• _EXERCISE INSTRUCTIONS_: In full and without alteration, repeat the material.

• _EXTRACTED ENTRIES_:
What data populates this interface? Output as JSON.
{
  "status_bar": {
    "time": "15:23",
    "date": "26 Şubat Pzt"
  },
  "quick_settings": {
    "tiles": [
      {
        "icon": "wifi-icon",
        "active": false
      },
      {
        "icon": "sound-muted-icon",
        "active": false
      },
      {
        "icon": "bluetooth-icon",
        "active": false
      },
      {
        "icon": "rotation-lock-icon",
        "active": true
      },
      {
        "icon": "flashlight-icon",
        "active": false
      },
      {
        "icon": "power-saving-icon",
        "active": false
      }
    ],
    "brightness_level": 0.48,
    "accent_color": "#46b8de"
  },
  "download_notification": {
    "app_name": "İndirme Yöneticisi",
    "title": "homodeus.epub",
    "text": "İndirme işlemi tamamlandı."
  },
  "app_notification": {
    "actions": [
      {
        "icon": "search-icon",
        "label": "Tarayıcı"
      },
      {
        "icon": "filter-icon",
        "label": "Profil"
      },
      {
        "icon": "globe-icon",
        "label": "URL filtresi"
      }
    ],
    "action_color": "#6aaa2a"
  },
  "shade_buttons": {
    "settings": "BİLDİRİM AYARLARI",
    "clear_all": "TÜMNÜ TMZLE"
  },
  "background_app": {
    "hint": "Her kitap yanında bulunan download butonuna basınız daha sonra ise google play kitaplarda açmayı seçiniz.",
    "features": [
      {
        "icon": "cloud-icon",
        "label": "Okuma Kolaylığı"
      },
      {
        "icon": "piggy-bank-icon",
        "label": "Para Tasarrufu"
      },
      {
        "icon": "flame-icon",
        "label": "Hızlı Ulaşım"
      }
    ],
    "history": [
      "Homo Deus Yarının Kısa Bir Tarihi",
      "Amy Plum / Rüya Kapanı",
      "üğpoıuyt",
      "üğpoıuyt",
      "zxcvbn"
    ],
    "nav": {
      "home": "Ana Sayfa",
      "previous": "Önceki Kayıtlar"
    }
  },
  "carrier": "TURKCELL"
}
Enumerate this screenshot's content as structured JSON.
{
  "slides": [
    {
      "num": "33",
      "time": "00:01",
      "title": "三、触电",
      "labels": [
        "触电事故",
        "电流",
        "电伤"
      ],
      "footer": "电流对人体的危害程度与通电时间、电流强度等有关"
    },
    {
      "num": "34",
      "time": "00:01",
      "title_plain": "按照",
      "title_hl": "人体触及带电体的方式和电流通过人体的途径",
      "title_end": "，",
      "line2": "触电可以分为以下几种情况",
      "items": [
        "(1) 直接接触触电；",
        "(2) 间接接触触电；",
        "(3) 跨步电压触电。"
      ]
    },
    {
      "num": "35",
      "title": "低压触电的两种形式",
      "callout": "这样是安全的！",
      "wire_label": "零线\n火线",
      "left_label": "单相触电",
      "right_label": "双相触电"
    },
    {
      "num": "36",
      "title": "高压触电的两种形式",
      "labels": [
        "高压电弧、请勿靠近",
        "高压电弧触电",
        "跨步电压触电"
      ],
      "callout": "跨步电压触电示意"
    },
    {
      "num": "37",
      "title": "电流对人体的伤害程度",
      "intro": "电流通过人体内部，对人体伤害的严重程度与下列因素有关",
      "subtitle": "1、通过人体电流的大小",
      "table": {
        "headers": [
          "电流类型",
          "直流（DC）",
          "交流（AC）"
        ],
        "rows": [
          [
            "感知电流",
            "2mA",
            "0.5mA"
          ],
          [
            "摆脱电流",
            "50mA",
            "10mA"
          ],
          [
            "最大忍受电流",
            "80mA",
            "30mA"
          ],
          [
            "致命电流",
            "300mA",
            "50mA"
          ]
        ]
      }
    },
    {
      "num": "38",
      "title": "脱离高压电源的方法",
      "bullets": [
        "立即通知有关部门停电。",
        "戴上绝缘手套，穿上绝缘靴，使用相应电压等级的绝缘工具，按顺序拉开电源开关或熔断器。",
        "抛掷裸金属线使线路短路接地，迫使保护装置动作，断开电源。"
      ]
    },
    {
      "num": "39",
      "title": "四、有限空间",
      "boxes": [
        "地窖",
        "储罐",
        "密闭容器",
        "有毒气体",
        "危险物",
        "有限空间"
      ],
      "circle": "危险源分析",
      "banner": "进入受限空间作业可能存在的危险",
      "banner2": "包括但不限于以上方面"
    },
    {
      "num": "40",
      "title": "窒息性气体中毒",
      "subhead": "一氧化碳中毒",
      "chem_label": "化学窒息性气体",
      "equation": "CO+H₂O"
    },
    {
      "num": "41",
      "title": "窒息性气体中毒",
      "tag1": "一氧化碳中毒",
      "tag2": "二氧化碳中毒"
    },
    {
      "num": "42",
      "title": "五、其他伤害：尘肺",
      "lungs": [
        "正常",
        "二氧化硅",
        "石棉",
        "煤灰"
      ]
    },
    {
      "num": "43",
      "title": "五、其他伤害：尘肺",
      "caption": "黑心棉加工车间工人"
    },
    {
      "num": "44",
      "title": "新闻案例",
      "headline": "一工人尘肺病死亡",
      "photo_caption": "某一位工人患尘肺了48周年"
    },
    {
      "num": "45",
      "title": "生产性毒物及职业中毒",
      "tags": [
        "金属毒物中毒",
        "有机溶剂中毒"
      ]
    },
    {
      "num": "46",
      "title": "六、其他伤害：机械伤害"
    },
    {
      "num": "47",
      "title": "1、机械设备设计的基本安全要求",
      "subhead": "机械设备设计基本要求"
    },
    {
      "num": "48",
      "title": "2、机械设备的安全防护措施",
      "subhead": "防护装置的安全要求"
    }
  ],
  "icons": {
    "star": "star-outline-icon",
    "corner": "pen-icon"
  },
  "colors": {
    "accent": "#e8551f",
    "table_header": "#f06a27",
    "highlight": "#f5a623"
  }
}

• _SOLVED PROBLEM_:
What data populates this interface? Output as JSON.
{
  "status_bar": {
    "time": "15:23",
    "date": "26 Şubat Pzt"
  },
  "quick_settings": {
    "tiles": [
      {
        "icon": "wifi-icon",
        "active": false
      },
      {
        "icon": "sound-muted-icon",
        "active": false
      },
      {
        "icon": "bluetooth-icon",
        "active": false
      },
      {
        "icon": "rotation-lock-icon",
        "active": true
      },
      {
        "icon": "flashlight-icon",
        "active": false
      },
      {
        "icon": "power-saving-icon",
        "active": false
      }
    ],
    "brightness_level": 0.48,
    "accent_color": "#46b8de"
  },
  "download_notification": {
    "app_name": "İndirme Yöneticisi",
    "title": "homodeus.epub",
    "text": "İndirme işlemi tamamlandı."
  },
  "app_notification": {
    "actions": [
      {
        "icon": "search-icon",
        "label": "Tarayıcı"
      },
      {
        "icon": "filter-icon",
        "label": "Profil"
      },
      {
        "icon": "globe-icon",
        "label": "URL filtresi"
      }
    ],
    "action_color": "#6aaa2a"
  },
  "shade_buttons": {
    "settings": "BİLDİRİM AYARLARI",
    "clear_all": "TÜMNÜ TMZLE"
  },
  "background_app": {
    "hint": "Her kitap yanında bulunan download butonuna basınız daha sonra ise google play kitaplarda açmayı seçiniz.",
    "features": [
      {
        "icon": "cloud-icon",
        "label": "Okuma Kolaylığı"
      },
      {
        "icon": "piggy-bank-icon",
        "label": "Para Tasarrufu"
      },
      {
        "icon": "flame-icon",
        "label": "Hızlı Ulaşım"
      }
    ],
    "history": [
      "Homo Deus Yarının Kısa Bir Tarihi",
      "Amy Plum / Rüya Kapanı",
      "üğpoıuyt",
      "üğpoıuyt",
      "zxcvbn"
    ],
    "nav": {
      "home": "Ana Sayfa",
      "previous": "Önceki Kayıtlar"
    }
  },
  "carrier": "TURKCELL"
}
Enumerate this screenshot's content as structured JSON.
{
  "slides": [
    {
      "num": "33",
      "time": "00:01",
      "title": "三、触电",
      "labels": [
        "触电事故",
        "电流",
        "电伤"
      ],
      "footer": "电流对人体的危害程度与通电时间、电流强度等有关"
    },
    {
      "num": "34",
      "time": "00:01",
      "title_plain": "按照",
      "title_hl": "人体触及带电体的方式和电流通过人体的途径",
      "title_end": "，",
      "line2": "触电可以分为以下几种情况",
      "items": [
        "(1) 直接接触触电；",
        "(2) 间接接触触电；",
        "(3) 跨步电压触电。"
      ]
    },
    {
      "num": "35",
      "title": "低压触电的两种形式",
      "callout": "这样是安全的！",
      "wire_label": "零线\n火线",
      "left_label": "单相触电",
      "right_label": "双相触电"
    },
    {
      "num": "36",
      "title": "高压触电的两种形式",
      "labels": [
        "高压电弧、请勿靠近",
        "高压电弧触电",
        "跨步电压触电"
      ],
      "callout": "跨步电压触电示意"
    },
    {
      "num": "37",
      "title": "电流对人体的伤害程度",
      "intro": "电流通过人体内部，对人体伤害的严重程度与下列因素有关",
      "subtitle": "1、通过人体电流的大小",
      "table": {
        "headers": [
          "电流类型",
          "直流（DC）",
          "交流（AC）"
        ],
        "rows": [
          [
            "感知电流",
            "2mA",
            "0.5mA"
          ],
          [
            "摆脱电流",
            "50mA",
            "10mA"
          ],
          [
            "最大忍受电流",
            "80mA",
            "30mA"
          ],
          [
            "致命电流",
            "300mA",
            "50mA"
          ]
        ]
      }
    },
    {
      "num": "38",
      "title": "脱离高压电源的方法",
      "bullets": [
        "立即通知有关部门停电。",
        "戴上绝缘手套，穿上绝缘靴，使用相应电压等级的绝缘工具，按顺序拉开电源开关或熔断器。",
        "抛掷裸金属线使线路短路接地，迫使保护装置动作，断开电源。"
      ]
    },
    {
      "num": "39",
      "title": "四、有限空间",
      "boxes": [
        "地窖",
        "储罐",
        "密闭容器",
        "有毒气体",
        "危险物",
        "有限空间"
      ],
      "circle": "危险源分析",
      "banner": "进入受限空间作业可能存在的危险",
      "banner2": "包括但不限于以上方面"
    },
    {
      "num": "40",
      "title": "窒息性气体中毒",
      "subhead": "一氧化碳中毒",
      "chem_label": "化学窒息性气体",
      "equation": "CO+H₂O"
    },
    {
      "num": "41",
      "title": "窒息性气体中毒",
      "tag1": "一氧化碳中毒",
      "tag2": "二氧化碳中毒"
    },
    {
      "num": "42",
      "title": "五、其他伤害：尘肺",
      "lungs": [
        "正常",
        "二氧化硅",
        "石棉",
        "煤灰"
      ]
    },
    {
      "num": "43",
      "title": "五、其他伤害：尘肺",
      "caption": "黑心棉加工车间工人"
    },
    {
      "num": "44",
      "title": "新闻案例",
      "headline": "一工人尘肺病死亡",
      "photo_caption": "某一位工人患尘肺了48周年"
    },
    {
      "num": "45",
      "title": "生产性毒物及职业中毒",
      "tags": [
        "金属毒物中毒",
        "有机溶剂中毒"
      ]
    },
    {
      "num": "46",
      "title": "六、其他伤害：机械伤害"
    },
    {
      "num": "47",
      "title": "1、机械设备设计的基本安全要求",
      "subhead": "机械设备设计基本要求"
    },
    {
      "num": "48",
      "title": "2、机械设备的安全防护措施",
      "subhead": "防护装置的安全要求"
    }
  ],
  "icons": {
    "star": "star-outline-icon",
    "corner": "pen-icon"
  },
  "colors": {
    "accent": "#e8551f",
    "table_header": "#f06a27",
    "highlight": "#f5a623"
  }
}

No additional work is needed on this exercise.